(Extracted records)
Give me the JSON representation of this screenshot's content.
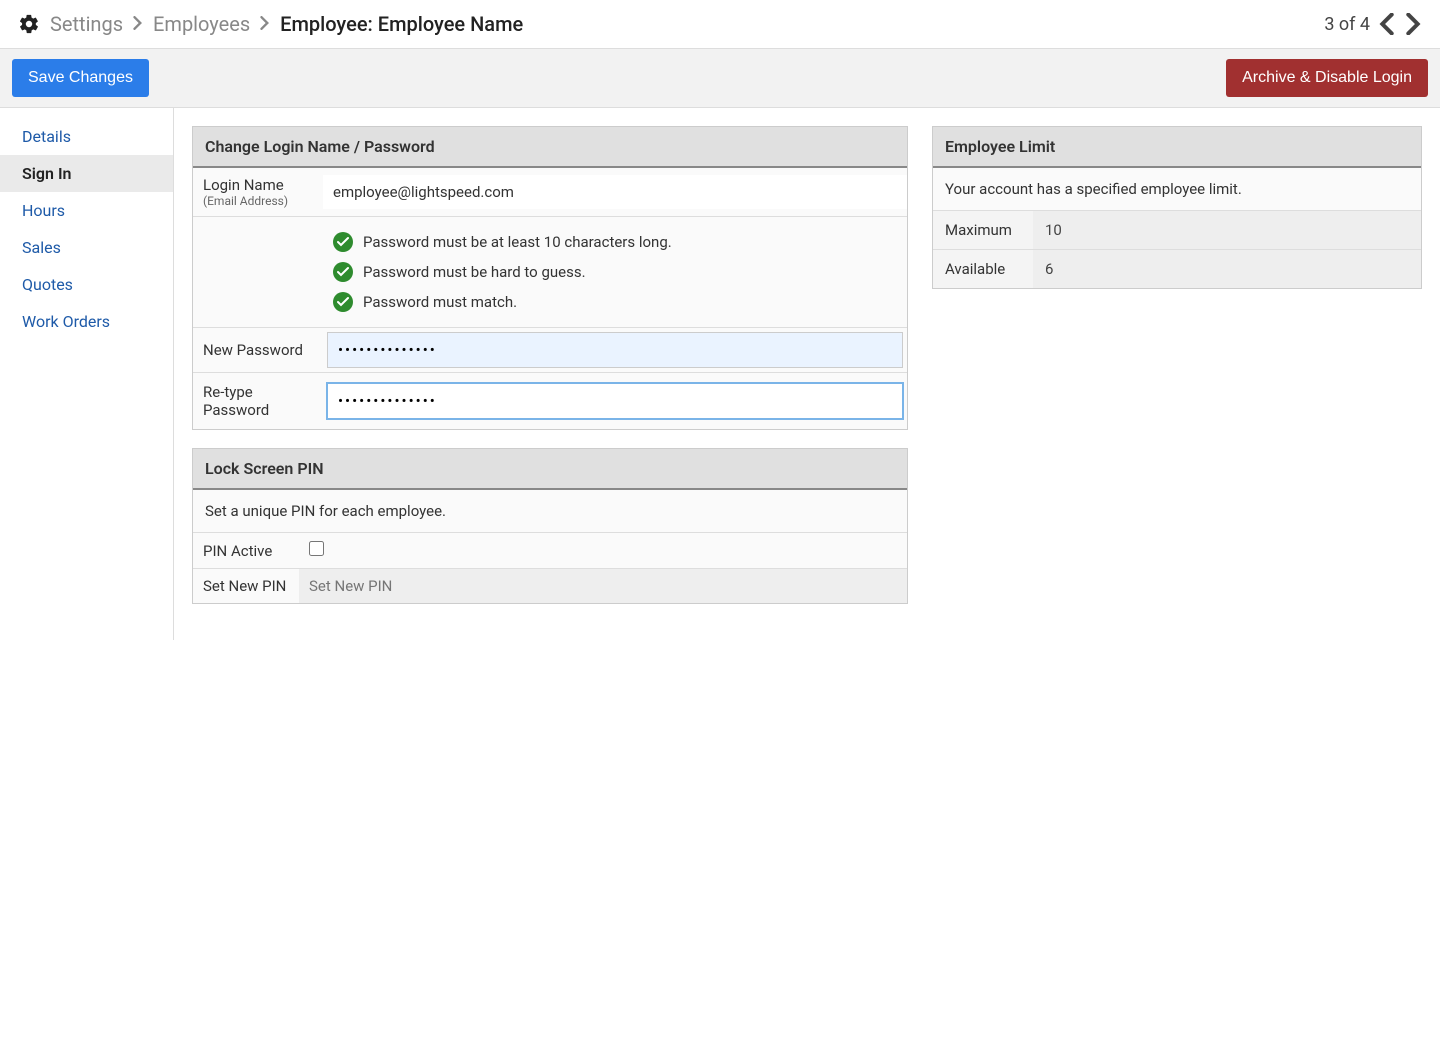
{
  "breadcrumb": {
    "settings": "Settings",
    "employees": "Employees",
    "current": "Employee:  Employee Name"
  },
  "pager": {
    "text": "3 of 4"
  },
  "toolbar": {
    "save_label": "Save Changes",
    "archive_label": "Archive & Disable Login"
  },
  "sidebar": {
    "items": [
      {
        "label": "Details",
        "active": false
      },
      {
        "label": "Sign In",
        "active": true
      },
      {
        "label": "Hours",
        "active": false
      },
      {
        "label": "Sales",
        "active": false
      },
      {
        "label": "Quotes",
        "active": false
      },
      {
        "label": "Work Orders",
        "active": false
      }
    ]
  },
  "login_panel": {
    "title": "Change Login Name / Password",
    "login_name_label": "Login Name",
    "login_name_sub": "(Email Address)",
    "login_name_value": "employee@lightspeed.com",
    "rules": [
      "Password must be at least 10 characters long.",
      "Password must be hard to guess.",
      "Password must match."
    ],
    "new_password_label": "New Password",
    "new_password_value": "••••••••••••••",
    "retype_password_label": "Re-type Password",
    "retype_password_value": "••••••••••••••"
  },
  "pin_panel": {
    "title": "Lock Screen PIN",
    "description": "Set a unique PIN for each employee.",
    "pin_active_label": "PIN Active",
    "set_pin_label": "Set New PIN",
    "set_pin_placeholder": "Set New PIN"
  },
  "limit_panel": {
    "title": "Employee Limit",
    "description": "Your account has a specified employee limit.",
    "maximum_label": "Maximum",
    "maximum_value": "10",
    "available_label": "Available",
    "available_value": "6"
  }
}
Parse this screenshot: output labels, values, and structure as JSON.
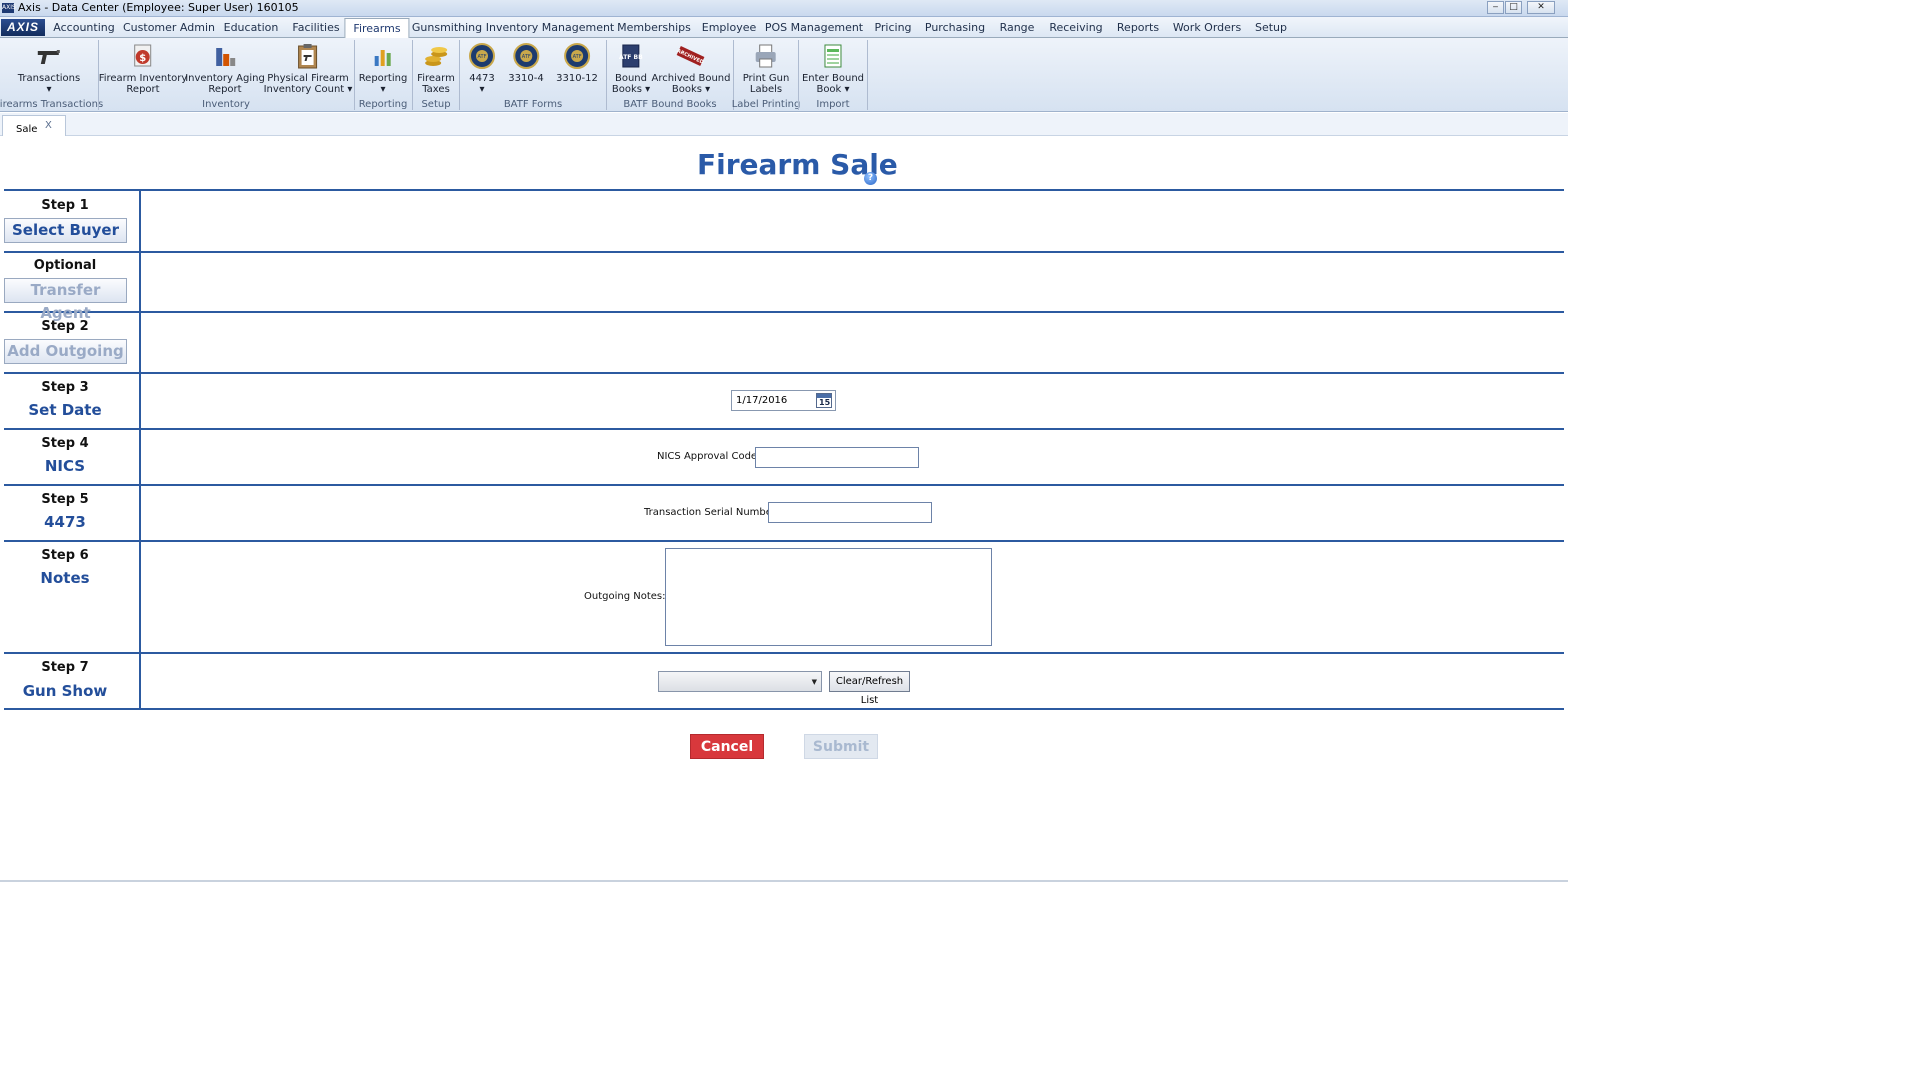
{
  "window": {
    "title": "Axis - Data Center  (Employee: Super User) 160105",
    "app_icon_text": "AXIS",
    "controls": [
      "‒",
      "□",
      "✕"
    ]
  },
  "menu": {
    "logo": "AXIS",
    "items": [
      "Accounting",
      "Customer Admin",
      "Education",
      "Facilities",
      "Firearms",
      "Gunsmithing",
      "Inventory Management",
      "Memberships",
      "Employee",
      "POS Management",
      "Pricing",
      "Purchasing",
      "Range",
      "Receiving",
      "Reports",
      "Work Orders",
      "Setup"
    ],
    "active": "Firearms"
  },
  "ribbon": {
    "buttons": [
      {
        "line1": "Transactions",
        "line2": "▾",
        "icon": "pistol-icon"
      },
      {
        "line1": "Firearm Inventory",
        "line2": "Report",
        "icon": "report-dollar-icon"
      },
      {
        "line1": "Inventory Aging",
        "line2": "Report",
        "icon": "bar-chart-icon"
      },
      {
        "line1": "Physical Firearm",
        "line2": "Inventory Count ▾",
        "icon": "clipboard-pistol-icon"
      },
      {
        "line1": "Reporting",
        "line2": "▾",
        "icon": "reporting-chart-icon"
      },
      {
        "line1": "Firearm",
        "line2": "Taxes",
        "icon": "coins-icon"
      },
      {
        "line1": "4473",
        "line2": "▾",
        "icon": "atf-seal-icon"
      },
      {
        "line1": "3310-4",
        "line2": "",
        "icon": "atf-seal-icon"
      },
      {
        "line1": "3310-12",
        "line2": "",
        "icon": "atf-seal-icon"
      },
      {
        "line1": "Bound",
        "line2": "Books ▾",
        "icon": "bound-book-icon"
      },
      {
        "line1": "Archived Bound",
        "line2": "Books ▾",
        "icon": "archived-stamp-icon"
      },
      {
        "line1": "Print Gun",
        "line2": "Labels",
        "icon": "printer-icon"
      },
      {
        "line1": "Enter Bound",
        "line2": "Book ▾",
        "icon": "spreadsheet-icon"
      }
    ],
    "groups": [
      "Firearms Transactions",
      "Inventory",
      "Reporting",
      "Setup",
      "BATF Forms",
      "BATF Bound Books",
      "Label Printing",
      "Import"
    ],
    "seal_text": "ATF",
    "bound_book_text": "ATF BB",
    "archived_stamp_text": "ARCHIVED"
  },
  "tabs": [
    {
      "label": "Sale",
      "close": "X"
    }
  ],
  "page": {
    "title": "Firearm Sale",
    "help": "?"
  },
  "steps": [
    {
      "label": "Step 1",
      "name": "Select Buyer"
    },
    {
      "label": "Optional",
      "name": "Transfer Agent"
    },
    {
      "label": "Step 2",
      "name": "Add Outgoing"
    },
    {
      "label": "Step 3",
      "name": "Set Date"
    },
    {
      "label": "Step 4",
      "name": "NICS"
    },
    {
      "label": "Step 5",
      "name": "4473"
    },
    {
      "label": "Step 6",
      "name": "Notes"
    },
    {
      "label": "Step 7",
      "name": "Gun Show"
    }
  ],
  "fields": {
    "date_value": "1/17/2016",
    "calendar_day": "15",
    "nics_label": "NICS Approval Code:",
    "nics_value": "",
    "serial_label": "Transaction Serial Number:",
    "serial_value": "",
    "notes_label": "Outgoing Notes:",
    "notes_value": "",
    "gun_show_selected": "",
    "clear_refresh_label": "Clear/Refresh List"
  },
  "actions": {
    "cancel": "Cancel",
    "submit": "Submit"
  },
  "colors": {
    "accent": "#2a5aa8",
    "cancel": "#d8383c",
    "disabled_text": "#9aaac6"
  }
}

- [PROBLEM TO WORK ON] Copy every record above exactly, leaving out the pictures.

- [SOLUTION FOR THIS EXERCISE]
Give me the JSON representation of this screenshot's content.
{
  "breadcrumb": {
    "settings": "Settings",
    "employees": "Employees",
    "current": "Employee:  Employee Name"
  },
  "pager": {
    "text": "3 of 4"
  },
  "toolbar": {
    "save_label": "Save Changes",
    "archive_label": "Archive & Disable Login"
  },
  "sidebar": {
    "items": [
      {
        "label": "Details",
        "active": false
      },
      {
        "label": "Sign In",
        "active": true
      },
      {
        "label": "Hours",
        "active": false
      },
      {
        "label": "Sales",
        "active": false
      },
      {
        "label": "Quotes",
        "active": false
      },
      {
        "label": "Work Orders",
        "active": false
      }
    ]
  },
  "login_panel": {
    "title": "Change Login Name / Password",
    "login_name_label": "Login Name",
    "login_name_sub": "(Email Address)",
    "login_name_value": "employee@lightspeed.com",
    "rules": [
      "Password must be at least 10 characters long.",
      "Password must be hard to guess.",
      "Password must match."
    ],
    "new_password_label": "New Password",
    "new_password_value": "••••••••••••••",
    "retype_password_label": "Re-type Password",
    "retype_password_value": "••••••••••••••"
  },
  "pin_panel": {
    "title": "Lock Screen PIN",
    "description": "Set a unique PIN for each employee.",
    "pin_active_label": "PIN Active",
    "set_pin_label": "Set New PIN",
    "set_pin_placeholder": "Set New PIN"
  },
  "limit_panel": {
    "title": "Employee Limit",
    "description": "Your account has a specified employee limit.",
    "maximum_label": "Maximum",
    "maximum_value": "10",
    "available_label": "Available",
    "available_value": "6"
  }
}
Parse this screenshot: output labels, values, and structure as JSON.
{
  "window": {
    "title": "Axis - Data Center  (Employee: Super User) 160105",
    "app_icon_text": "AXIS",
    "controls": [
      "‒",
      "□",
      "✕"
    ]
  },
  "menu": {
    "logo": "AXIS",
    "items": [
      "Accounting",
      "Customer Admin",
      "Education",
      "Facilities",
      "Firearms",
      "Gunsmithing",
      "Inventory Management",
      "Memberships",
      "Employee",
      "POS Management",
      "Pricing",
      "Purchasing",
      "Range",
      "Receiving",
      "Reports",
      "Work Orders",
      "Setup"
    ],
    "active": "Firearms"
  },
  "ribbon": {
    "buttons": [
      {
        "line1": "Transactions",
        "line2": "▾",
        "icon": "pistol-icon"
      },
      {
        "line1": "Firearm Inventory",
        "line2": "Report",
        "icon": "report-dollar-icon"
      },
      {
        "line1": "Inventory Aging",
        "line2": "Report",
        "icon": "bar-chart-icon"
      },
      {
        "line1": "Physical Firearm",
        "line2": "Inventory Count ▾",
        "icon": "clipboard-pistol-icon"
      },
      {
        "line1": "Reporting",
        "line2": "▾",
        "icon": "reporting-chart-icon"
      },
      {
        "line1": "Firearm",
        "line2": "Taxes",
        "icon": "coins-icon"
      },
      {
        "line1": "4473",
        "line2": "▾",
        "icon": "atf-seal-icon"
      },
      {
        "line1": "3310-4",
        "line2": "",
        "icon": "atf-seal-icon"
      },
      {
        "line1": "3310-12",
        "line2": "",
        "icon": "atf-seal-icon"
      },
      {
        "line1": "Bound",
        "line2": "Books ▾",
        "icon": "bound-book-icon"
      },
      {
        "line1": "Archived Bound",
        "line2": "Books ▾",
        "icon": "archived-stamp-icon"
      },
      {
        "line1": "Print Gun",
        "line2": "Labels",
        "icon": "printer-icon"
      },
      {
        "line1": "Enter Bound",
        "line2": "Book ▾",
        "icon": "spreadsheet-icon"
      }
    ],
    "groups": [
      "Firearms Transactions",
      "Inventory",
      "Reporting",
      "Setup",
      "BATF Forms",
      "BATF Bound Books",
      "Label Printing",
      "Import"
    ],
    "seal_text": "ATF",
    "bound_book_text": "ATF BB",
    "archived_stamp_text": "ARCHIVED"
  },
  "tabs": [
    {
      "label": "Sale",
      "close": "X"
    }
  ],
  "page": {
    "title": "Firearm Sale",
    "help": "?"
  },
  "steps": [
    {
      "label": "Step 1",
      "name": "Select Buyer"
    },
    {
      "label": "Optional",
      "name": "Transfer Agent"
    },
    {
      "label": "Step 2",
      "name": "Add Outgoing"
    },
    {
      "label": "Step 3",
      "name": "Set Date"
    },
    {
      "label": "Step 4",
      "name": "NICS"
    },
    {
      "label": "Step 5",
      "name": "4473"
    },
    {
      "label": "Step 6",
      "name": "Notes"
    },
    {
      "label": "Step 7",
      "name": "Gun Show"
    }
  ],
  "fields": {
    "date_value": "1/17/2016",
    "calendar_day": "15",
    "nics_label": "NICS Approval Code:",
    "nics_value": "",
    "serial_label": "Transaction Serial Number:",
    "serial_value": "",
    "notes_label": "Outgoing Notes:",
    "notes_value": "",
    "gun_show_selected": "",
    "clear_refresh_label": "Clear/Refresh List"
  },
  "actions": {
    "cancel": "Cancel",
    "submit": "Submit"
  },
  "colors": {
    "accent": "#2a5aa8",
    "cancel": "#d8383c",
    "disabled_text": "#9aaac6"
  }
}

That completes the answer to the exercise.